:: DATA LISTING ::

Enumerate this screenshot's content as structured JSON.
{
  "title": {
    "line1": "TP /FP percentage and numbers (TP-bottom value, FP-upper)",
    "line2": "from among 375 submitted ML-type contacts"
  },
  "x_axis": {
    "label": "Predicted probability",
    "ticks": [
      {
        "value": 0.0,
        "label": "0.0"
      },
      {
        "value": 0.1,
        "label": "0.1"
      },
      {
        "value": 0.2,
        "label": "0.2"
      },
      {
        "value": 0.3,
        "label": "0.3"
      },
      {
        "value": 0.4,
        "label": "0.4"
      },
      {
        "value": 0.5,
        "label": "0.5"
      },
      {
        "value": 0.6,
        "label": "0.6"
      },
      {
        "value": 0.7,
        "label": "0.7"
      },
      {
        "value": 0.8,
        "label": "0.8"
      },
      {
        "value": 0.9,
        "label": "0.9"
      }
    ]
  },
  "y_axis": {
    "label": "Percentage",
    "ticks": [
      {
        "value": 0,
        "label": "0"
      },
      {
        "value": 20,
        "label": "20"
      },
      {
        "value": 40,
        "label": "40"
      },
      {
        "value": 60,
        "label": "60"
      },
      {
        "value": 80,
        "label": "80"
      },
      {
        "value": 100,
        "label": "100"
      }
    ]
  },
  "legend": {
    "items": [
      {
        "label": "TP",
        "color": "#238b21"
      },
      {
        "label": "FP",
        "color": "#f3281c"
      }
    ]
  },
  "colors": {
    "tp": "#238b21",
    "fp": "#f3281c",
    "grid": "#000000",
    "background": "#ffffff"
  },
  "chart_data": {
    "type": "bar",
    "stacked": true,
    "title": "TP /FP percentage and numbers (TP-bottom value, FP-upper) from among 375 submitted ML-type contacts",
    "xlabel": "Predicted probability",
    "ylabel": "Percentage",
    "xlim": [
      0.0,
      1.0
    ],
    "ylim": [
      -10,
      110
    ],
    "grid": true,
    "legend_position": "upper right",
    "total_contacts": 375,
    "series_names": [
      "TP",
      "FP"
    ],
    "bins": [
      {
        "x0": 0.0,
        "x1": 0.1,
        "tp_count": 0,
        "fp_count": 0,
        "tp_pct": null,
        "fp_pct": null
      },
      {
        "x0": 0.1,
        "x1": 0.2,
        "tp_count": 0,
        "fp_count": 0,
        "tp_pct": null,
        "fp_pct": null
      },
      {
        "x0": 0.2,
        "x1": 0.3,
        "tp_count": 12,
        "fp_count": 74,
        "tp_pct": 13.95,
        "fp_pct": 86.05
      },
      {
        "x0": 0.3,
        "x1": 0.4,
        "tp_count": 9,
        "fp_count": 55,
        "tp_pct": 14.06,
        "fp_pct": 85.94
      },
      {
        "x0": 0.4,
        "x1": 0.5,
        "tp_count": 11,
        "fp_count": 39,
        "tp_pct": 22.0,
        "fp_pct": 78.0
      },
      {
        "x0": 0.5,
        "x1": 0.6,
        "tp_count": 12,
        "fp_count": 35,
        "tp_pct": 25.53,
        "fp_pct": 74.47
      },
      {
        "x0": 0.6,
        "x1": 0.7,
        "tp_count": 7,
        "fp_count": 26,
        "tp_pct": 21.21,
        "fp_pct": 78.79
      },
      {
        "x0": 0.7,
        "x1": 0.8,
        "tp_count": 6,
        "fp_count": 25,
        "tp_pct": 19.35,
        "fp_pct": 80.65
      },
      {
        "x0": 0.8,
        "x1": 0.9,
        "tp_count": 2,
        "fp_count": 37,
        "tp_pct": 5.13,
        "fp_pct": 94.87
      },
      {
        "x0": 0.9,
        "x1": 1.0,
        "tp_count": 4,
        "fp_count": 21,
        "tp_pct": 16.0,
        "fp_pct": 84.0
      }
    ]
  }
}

:::

SHORT EXERCISE — Copy each line of the listing in which the word "among" can be found.

ANSWER IN FULL —
    "line2": "from among 375 submitted ML-type contacts"
    "title": "TP /FP percentage and numbers (TP-bottom value, FP-upper) from among 375 submitted ML-type contacts",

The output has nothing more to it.